EXERCISE TASK >>
Return all lines below containing the word "text".

Figure dataset records

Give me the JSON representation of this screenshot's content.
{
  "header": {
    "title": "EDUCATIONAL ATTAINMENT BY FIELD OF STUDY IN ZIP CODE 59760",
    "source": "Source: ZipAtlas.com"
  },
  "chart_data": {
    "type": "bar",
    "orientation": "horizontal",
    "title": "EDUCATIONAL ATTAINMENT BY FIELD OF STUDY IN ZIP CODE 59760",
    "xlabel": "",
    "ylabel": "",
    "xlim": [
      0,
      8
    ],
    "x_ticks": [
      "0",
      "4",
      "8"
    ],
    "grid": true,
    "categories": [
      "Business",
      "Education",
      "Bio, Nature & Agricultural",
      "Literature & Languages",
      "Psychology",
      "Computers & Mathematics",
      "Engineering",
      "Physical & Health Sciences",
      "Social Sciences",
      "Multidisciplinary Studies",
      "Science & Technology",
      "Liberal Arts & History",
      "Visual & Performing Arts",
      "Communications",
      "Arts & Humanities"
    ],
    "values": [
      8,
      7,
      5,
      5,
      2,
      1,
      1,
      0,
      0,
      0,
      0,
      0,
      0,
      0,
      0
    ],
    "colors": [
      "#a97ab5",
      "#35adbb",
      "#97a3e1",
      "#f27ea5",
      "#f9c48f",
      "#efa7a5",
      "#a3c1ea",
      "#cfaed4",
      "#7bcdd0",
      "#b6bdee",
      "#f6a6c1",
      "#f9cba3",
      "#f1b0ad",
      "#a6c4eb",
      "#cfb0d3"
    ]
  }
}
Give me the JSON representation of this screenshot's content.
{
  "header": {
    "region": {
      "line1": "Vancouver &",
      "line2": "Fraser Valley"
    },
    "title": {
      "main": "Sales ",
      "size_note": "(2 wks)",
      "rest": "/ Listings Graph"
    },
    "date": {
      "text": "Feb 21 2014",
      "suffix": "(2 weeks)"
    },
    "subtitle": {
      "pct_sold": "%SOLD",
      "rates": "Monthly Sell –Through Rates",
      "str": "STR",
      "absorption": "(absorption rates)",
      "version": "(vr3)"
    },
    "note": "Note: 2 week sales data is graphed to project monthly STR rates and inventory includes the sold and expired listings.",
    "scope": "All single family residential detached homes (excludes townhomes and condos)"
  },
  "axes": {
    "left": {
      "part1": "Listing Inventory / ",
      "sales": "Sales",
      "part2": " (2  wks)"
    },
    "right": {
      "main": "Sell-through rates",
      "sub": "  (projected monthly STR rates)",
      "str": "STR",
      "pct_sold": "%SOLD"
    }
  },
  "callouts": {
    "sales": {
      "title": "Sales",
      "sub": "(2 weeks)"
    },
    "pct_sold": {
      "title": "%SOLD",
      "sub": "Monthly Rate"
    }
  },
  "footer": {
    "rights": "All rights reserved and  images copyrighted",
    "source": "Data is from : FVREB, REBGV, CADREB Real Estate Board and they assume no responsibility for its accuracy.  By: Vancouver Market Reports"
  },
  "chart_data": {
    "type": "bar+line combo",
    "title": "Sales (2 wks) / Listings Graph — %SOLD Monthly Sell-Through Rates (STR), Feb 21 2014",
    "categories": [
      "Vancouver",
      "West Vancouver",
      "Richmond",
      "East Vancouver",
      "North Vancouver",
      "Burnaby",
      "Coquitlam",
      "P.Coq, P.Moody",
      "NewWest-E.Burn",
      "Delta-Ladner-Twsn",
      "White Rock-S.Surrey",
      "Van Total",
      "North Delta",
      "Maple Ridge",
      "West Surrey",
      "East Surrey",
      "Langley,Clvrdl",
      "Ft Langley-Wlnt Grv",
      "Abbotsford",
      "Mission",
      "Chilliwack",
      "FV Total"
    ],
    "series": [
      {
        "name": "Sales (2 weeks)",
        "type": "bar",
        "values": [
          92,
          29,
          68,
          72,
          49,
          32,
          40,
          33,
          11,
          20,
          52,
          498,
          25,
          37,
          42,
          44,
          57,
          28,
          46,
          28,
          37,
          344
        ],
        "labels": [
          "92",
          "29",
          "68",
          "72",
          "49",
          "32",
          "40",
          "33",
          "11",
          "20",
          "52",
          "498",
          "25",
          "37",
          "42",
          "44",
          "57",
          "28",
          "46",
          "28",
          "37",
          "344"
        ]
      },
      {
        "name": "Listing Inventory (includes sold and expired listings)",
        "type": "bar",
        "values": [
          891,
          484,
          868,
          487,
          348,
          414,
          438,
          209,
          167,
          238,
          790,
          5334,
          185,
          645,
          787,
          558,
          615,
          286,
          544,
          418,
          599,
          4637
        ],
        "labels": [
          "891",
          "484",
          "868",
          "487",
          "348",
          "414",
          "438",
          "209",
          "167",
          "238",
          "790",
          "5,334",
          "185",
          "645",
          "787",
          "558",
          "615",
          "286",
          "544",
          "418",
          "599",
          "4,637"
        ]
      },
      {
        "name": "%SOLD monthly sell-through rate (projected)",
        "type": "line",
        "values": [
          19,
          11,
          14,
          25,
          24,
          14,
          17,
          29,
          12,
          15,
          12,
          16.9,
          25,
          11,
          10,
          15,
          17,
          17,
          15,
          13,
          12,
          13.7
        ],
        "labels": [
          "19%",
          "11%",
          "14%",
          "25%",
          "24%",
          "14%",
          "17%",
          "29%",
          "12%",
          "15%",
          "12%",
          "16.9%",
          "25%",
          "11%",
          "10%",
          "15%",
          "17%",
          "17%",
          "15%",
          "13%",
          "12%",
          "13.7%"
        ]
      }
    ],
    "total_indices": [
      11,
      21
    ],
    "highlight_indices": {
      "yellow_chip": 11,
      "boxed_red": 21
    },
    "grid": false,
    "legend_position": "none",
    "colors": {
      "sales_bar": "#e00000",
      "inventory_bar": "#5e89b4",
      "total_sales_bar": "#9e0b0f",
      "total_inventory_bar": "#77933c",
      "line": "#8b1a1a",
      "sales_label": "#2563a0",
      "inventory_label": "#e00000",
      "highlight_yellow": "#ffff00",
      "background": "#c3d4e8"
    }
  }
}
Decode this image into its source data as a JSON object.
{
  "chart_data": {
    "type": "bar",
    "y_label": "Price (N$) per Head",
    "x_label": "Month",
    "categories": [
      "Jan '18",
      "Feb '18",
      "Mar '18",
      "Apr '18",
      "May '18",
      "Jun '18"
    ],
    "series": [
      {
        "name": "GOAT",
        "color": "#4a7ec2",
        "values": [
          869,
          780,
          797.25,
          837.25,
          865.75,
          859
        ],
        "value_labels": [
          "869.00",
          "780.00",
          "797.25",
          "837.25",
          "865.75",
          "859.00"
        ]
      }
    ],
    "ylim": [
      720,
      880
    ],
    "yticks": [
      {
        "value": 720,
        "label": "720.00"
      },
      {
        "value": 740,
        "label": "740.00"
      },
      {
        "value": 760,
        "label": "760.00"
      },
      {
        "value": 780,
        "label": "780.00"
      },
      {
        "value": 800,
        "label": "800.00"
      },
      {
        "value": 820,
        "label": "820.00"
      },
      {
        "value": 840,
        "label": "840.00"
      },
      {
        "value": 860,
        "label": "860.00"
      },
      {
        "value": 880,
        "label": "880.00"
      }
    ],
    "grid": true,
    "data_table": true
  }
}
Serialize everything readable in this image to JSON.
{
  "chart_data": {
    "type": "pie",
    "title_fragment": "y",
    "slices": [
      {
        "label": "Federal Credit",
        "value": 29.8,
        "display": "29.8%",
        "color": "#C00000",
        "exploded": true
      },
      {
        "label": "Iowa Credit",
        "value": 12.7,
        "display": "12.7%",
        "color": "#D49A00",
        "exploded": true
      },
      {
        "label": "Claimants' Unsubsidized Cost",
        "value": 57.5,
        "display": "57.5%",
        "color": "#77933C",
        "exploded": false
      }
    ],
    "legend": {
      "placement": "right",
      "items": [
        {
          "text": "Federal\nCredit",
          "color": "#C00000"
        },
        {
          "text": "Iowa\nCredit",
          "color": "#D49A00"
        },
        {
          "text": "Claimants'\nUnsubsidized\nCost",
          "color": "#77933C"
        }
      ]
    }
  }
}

TASK SOLUTION >>
      "text": "Feb 21 2014",
          "text": "Federal\nCredit",
          "text": "Iowa\nCredit",
          "text": "Claimants'\nUnsubsidized\nCost",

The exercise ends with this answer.